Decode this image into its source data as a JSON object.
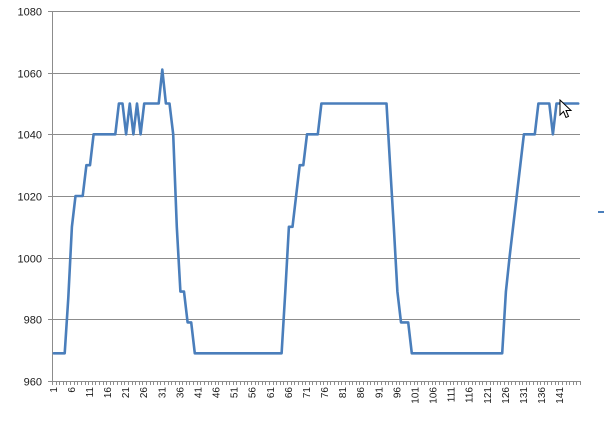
{
  "chart_data": {
    "type": "line",
    "title": "",
    "xlabel": "",
    "ylabel": "",
    "ylim": [
      960,
      1080
    ],
    "y_ticks": [
      "960",
      "980",
      "1000",
      "1020",
      "1040",
      "1060",
      "1080"
    ],
    "x_tick_labels": [
      "1",
      "6",
      "11",
      "16",
      "21",
      "26",
      "31",
      "36",
      "41",
      "46",
      "51",
      "56",
      "61",
      "66",
      "71",
      "76",
      "81",
      "86",
      "91",
      "96",
      "101",
      "106",
      "111",
      "116",
      "121",
      "126",
      "131",
      "136",
      "141"
    ],
    "grid": "horizontal",
    "legend": "right (clipped)",
    "series_color": "#4a7ebb",
    "series": [
      {
        "values": [
          969,
          969,
          969,
          969,
          987,
          1010,
          1020,
          1020,
          1020,
          1030,
          1030,
          1040,
          1040,
          1040,
          1040,
          1040,
          1040,
          1040,
          1050,
          1050,
          1040,
          1050,
          1040,
          1050,
          1040,
          1050,
          1050,
          1050,
          1050,
          1050,
          1061,
          1050,
          1050,
          1040,
          1010,
          989,
          989,
          979,
          979,
          969,
          969,
          969,
          969,
          969,
          969,
          969,
          969,
          969,
          969,
          969,
          969,
          969,
          969,
          969,
          969,
          969,
          969,
          969,
          969,
          969,
          969,
          969,
          969,
          969,
          989,
          1010,
          1010,
          1020,
          1030,
          1030,
          1040,
          1040,
          1040,
          1040,
          1050,
          1050,
          1050,
          1050,
          1050,
          1050,
          1050,
          1050,
          1050,
          1050,
          1050,
          1050,
          1050,
          1050,
          1050,
          1050,
          1050,
          1050,
          1050,
          1030,
          1010,
          989,
          979,
          979,
          979,
          969,
          969,
          969,
          969,
          969,
          969,
          969,
          969,
          969,
          969,
          969,
          969,
          969,
          969,
          969,
          969,
          969,
          969,
          969,
          969,
          969,
          969,
          969,
          969,
          969,
          969,
          989,
          1000,
          1010,
          1020,
          1030,
          1040,
          1040,
          1040,
          1040,
          1050,
          1050,
          1050,
          1050,
          1040,
          1050,
          1050,
          1050,
          1050,
          1050,
          1050,
          1050
        ]
      }
    ]
  },
  "ui": {
    "cursor_icon": "mouse-pointer-icon",
    "legend_key_icon": "legend-key-icon"
  }
}
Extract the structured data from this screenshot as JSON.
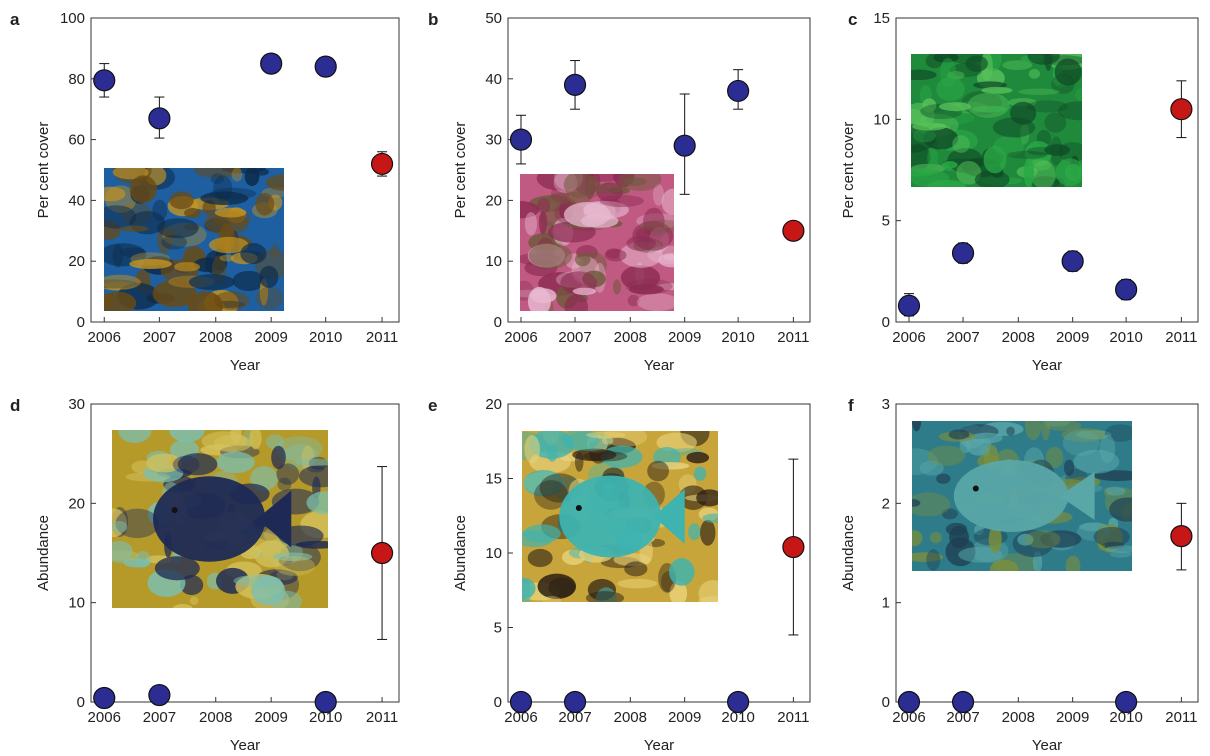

○ ○ ○

- _WRITTEN PROBLEM_: Write out all the entries word for word, but skip any images.

- _SOLUTION TO THE EXERCISE_:
Decode this image into its source data as a JSON object.
{
  "chart_data": {
    "type": "line",
    "title": "",
    "xlabel": "",
    "ylabel": "",
    "ylim": [
      960,
      1080
    ],
    "y_ticks": [
      "960",
      "980",
      "1000",
      "1020",
      "1040",
      "1060",
      "1080"
    ],
    "x_tick_labels": [
      "1",
      "6",
      "11",
      "16",
      "21",
      "26",
      "31",
      "36",
      "41",
      "46",
      "51",
      "56",
      "61",
      "66",
      "71",
      "76",
      "81",
      "86",
      "91",
      "96",
      "101",
      "106",
      "111",
      "116",
      "121",
      "126",
      "131",
      "136",
      "141"
    ],
    "grid": "horizontal",
    "legend": "right (clipped)",
    "series_color": "#4a7ebb",
    "series": [
      {
        "values": [
          969,
          969,
          969,
          969,
          987,
          1010,
          1020,
          1020,
          1020,
          1030,
          1030,
          1040,
          1040,
          1040,
          1040,
          1040,
          1040,
          1040,
          1050,
          1050,
          1040,
          1050,
          1040,
          1050,
          1040,
          1050,
          1050,
          1050,
          1050,
          1050,
          1061,
          1050,
          1050,
          1040,
          1010,
          989,
          989,
          979,
          979,
          969,
          969,
          969,
          969,
          969,
          969,
          969,
          969,
          969,
          969,
          969,
          969,
          969,
          969,
          969,
          969,
          969,
          969,
          969,
          969,
          969,
          969,
          969,
          969,
          969,
          989,
          1010,
          1010,
          1020,
          1030,
          1030,
          1040,
          1040,
          1040,
          1040,
          1050,
          1050,
          1050,
          1050,
          1050,
          1050,
          1050,
          1050,
          1050,
          1050,
          1050,
          1050,
          1050,
          1050,
          1050,
          1050,
          1050,
          1050,
          1050,
          1030,
          1010,
          989,
          979,
          979,
          979,
          969,
          969,
          969,
          969,
          969,
          969,
          969,
          969,
          969,
          969,
          969,
          969,
          969,
          969,
          969,
          969,
          969,
          969,
          969,
          969,
          969,
          969,
          969,
          969,
          969,
          969,
          989,
          1000,
          1010,
          1020,
          1030,
          1040,
          1040,
          1040,
          1040,
          1050,
          1050,
          1050,
          1050,
          1040,
          1050,
          1050,
          1050,
          1050,
          1050,
          1050,
          1050
        ]
      }
    ]
  },
  "ui": {
    "cursor_icon": "mouse-pointer-icon",
    "legend_key_icon": "legend-key-icon"
  }
}
Extract the structured data from this screenshot as JSON.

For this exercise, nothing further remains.